◆ TO BE DONE
Work out how many lines of the material below mention the word "text"; reply with the number only.

◆ DATA TO PROCESS
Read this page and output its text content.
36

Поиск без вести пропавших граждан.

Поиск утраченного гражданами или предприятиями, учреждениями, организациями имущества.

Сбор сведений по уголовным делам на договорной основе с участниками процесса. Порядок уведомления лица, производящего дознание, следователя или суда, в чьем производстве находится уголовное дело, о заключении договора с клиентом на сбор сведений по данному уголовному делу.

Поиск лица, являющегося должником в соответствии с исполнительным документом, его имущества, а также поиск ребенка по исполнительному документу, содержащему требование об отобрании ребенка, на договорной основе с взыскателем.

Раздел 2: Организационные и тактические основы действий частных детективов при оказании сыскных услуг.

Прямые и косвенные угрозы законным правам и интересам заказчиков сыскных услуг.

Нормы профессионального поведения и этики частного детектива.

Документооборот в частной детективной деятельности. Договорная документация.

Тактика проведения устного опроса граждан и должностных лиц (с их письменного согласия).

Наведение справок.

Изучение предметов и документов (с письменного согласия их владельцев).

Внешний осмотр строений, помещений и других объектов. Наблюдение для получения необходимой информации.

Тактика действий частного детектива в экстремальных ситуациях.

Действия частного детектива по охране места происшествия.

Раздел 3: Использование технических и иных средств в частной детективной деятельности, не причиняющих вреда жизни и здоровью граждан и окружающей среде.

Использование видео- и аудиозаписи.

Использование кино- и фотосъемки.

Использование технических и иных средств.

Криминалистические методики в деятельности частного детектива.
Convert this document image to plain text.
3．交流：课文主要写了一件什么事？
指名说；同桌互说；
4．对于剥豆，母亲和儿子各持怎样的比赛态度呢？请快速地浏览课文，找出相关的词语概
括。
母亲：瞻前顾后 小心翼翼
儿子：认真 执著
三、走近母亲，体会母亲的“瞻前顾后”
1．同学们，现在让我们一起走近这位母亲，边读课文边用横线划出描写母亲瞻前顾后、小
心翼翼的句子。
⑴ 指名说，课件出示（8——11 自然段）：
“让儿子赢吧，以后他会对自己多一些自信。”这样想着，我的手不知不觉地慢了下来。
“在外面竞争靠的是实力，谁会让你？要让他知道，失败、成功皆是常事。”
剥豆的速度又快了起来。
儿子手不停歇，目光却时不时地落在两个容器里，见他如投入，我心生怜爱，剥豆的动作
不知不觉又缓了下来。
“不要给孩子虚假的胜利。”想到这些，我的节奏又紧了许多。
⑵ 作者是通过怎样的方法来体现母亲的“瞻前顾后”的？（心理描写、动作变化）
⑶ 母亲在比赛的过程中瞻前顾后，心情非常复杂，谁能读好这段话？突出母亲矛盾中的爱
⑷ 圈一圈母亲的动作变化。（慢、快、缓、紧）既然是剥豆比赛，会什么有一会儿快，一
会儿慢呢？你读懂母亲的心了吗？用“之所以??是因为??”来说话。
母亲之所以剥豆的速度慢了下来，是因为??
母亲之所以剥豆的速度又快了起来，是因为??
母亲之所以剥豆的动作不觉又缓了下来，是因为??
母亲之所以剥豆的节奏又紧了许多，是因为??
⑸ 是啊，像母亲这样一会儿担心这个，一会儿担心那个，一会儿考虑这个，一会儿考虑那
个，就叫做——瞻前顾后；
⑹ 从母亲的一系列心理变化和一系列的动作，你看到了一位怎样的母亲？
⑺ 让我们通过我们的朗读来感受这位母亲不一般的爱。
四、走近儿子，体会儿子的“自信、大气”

◆ EXERCISE OUTPUT
2